Data entries:

***

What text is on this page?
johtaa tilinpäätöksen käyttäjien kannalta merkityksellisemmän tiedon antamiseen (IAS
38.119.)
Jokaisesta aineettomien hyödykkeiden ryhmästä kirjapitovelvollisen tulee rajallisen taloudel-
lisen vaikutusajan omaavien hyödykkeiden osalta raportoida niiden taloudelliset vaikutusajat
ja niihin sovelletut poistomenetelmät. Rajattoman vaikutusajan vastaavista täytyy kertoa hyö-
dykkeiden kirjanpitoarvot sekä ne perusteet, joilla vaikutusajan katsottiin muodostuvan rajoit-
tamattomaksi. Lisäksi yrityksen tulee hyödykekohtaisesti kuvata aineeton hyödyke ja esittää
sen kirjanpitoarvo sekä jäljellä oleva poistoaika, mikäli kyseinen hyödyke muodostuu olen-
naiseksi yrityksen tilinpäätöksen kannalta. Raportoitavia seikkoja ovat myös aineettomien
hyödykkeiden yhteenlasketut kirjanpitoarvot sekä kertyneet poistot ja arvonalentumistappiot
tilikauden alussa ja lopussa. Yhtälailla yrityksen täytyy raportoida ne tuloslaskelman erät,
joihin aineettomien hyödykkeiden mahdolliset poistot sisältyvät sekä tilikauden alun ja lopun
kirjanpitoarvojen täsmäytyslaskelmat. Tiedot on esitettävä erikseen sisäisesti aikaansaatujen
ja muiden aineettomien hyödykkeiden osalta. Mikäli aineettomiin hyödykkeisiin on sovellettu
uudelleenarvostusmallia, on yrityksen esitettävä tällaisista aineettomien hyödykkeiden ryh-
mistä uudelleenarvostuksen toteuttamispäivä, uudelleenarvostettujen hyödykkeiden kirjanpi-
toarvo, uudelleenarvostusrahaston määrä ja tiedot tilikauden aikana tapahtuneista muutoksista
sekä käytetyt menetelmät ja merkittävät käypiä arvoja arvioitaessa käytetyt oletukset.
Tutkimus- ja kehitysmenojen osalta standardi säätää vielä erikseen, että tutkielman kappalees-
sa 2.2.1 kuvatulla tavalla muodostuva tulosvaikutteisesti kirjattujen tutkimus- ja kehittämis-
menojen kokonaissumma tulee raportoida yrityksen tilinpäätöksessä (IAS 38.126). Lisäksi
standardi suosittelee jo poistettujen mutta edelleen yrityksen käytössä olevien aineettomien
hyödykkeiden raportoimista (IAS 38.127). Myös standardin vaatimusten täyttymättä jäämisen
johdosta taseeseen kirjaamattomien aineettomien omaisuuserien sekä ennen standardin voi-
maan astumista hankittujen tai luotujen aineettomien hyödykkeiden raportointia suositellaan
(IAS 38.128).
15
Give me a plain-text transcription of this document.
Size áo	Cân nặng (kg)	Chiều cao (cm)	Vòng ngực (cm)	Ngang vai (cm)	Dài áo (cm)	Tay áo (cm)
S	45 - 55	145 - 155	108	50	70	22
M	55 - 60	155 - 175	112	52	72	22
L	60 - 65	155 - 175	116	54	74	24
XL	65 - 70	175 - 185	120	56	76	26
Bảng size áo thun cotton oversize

***

GIVEN TASK:
Write out the whole listing again, exactly as it stands.

TASK RESULT:
What text is on this page?
johtaa tilinpäätöksen käyttäjien kannalta merkityksellisemmän tiedon antamiseen (IAS
38.119.)
Jokaisesta aineettomien hyödykkeiden ryhmästä kirjapitovelvollisen tulee rajallisen taloudel-
lisen vaikutusajan omaavien hyödykkeiden osalta raportoida niiden taloudelliset vaikutusajat
ja niihin sovelletut poistomenetelmät. Rajattoman vaikutusajan vastaavista täytyy kertoa hyö-
dykkeiden kirjanpitoarvot sekä ne perusteet, joilla vaikutusajan katsottiin muodostuvan rajoit-
tamattomaksi. Lisäksi yrityksen tulee hyödykekohtaisesti kuvata aineeton hyödyke ja esittää
sen kirjanpitoarvo sekä jäljellä oleva poistoaika, mikäli kyseinen hyödyke muodostuu olen-
naiseksi yrityksen tilinpäätöksen kannalta. Raportoitavia seikkoja ovat myös aineettomien
hyödykkeiden yhteenlasketut kirjanpitoarvot sekä kertyneet poistot ja arvonalentumistappiot
tilikauden alussa ja lopussa. Yhtälailla yrityksen täytyy raportoida ne tuloslaskelman erät,
joihin aineettomien hyödykkeiden mahdolliset poistot sisältyvät sekä tilikauden alun ja lopun
kirjanpitoarvojen täsmäytyslaskelmat. Tiedot on esitettävä erikseen sisäisesti aikaansaatujen
ja muiden aineettomien hyödykkeiden osalta. Mikäli aineettomiin hyödykkeisiin on sovellettu
uudelleenarvostusmallia, on yrityksen esitettävä tällaisista aineettomien hyödykkeiden ryh-
mistä uudelleenarvostuksen toteuttamispäivä, uudelleenarvostettujen hyödykkeiden kirjanpi-
toarvo, uudelleenarvostusrahaston määrä ja tiedot tilikauden aikana tapahtuneista muutoksista
sekä käytetyt menetelmät ja merkittävät käypiä arvoja arvioitaessa käytetyt oletukset.
Tutkimus- ja kehitysmenojen osalta standardi säätää vielä erikseen, että tutkielman kappalees-
sa 2.2.1 kuvatulla tavalla muodostuva tulosvaikutteisesti kirjattujen tutkimus- ja kehittämis-
menojen kokonaissumma tulee raportoida yrityksen tilinpäätöksessä (IAS 38.126). Lisäksi
standardi suosittelee jo poistettujen mutta edelleen yrityksen käytössä olevien aineettomien
hyödykkeiden raportoimista (IAS 38.127). Myös standardin vaatimusten täyttymättä jäämisen
johdosta taseeseen kirjaamattomien aineettomien omaisuuserien sekä ennen standardin voi-
maan astumista hankittujen tai luotujen aineettomien hyödykkeiden raportointia suositellaan
(IAS 38.128).
15
Give me a plain-text transcription of this document.
Size áo	Cân nặng (kg)	Chiều cao (cm)	Vòng ngực (cm)	Ngang vai (cm)	Dài áo (cm)	Tay áo (cm)
S	45 - 55	145 - 155	108	50	70	22
M	55 - 60	155 - 175	112	52	72	22
L	60 - 65	155 - 175	116	54	74	24
XL	65 - 70	175 - 185	120	56	76	26
Bảng size áo thun cotton oversize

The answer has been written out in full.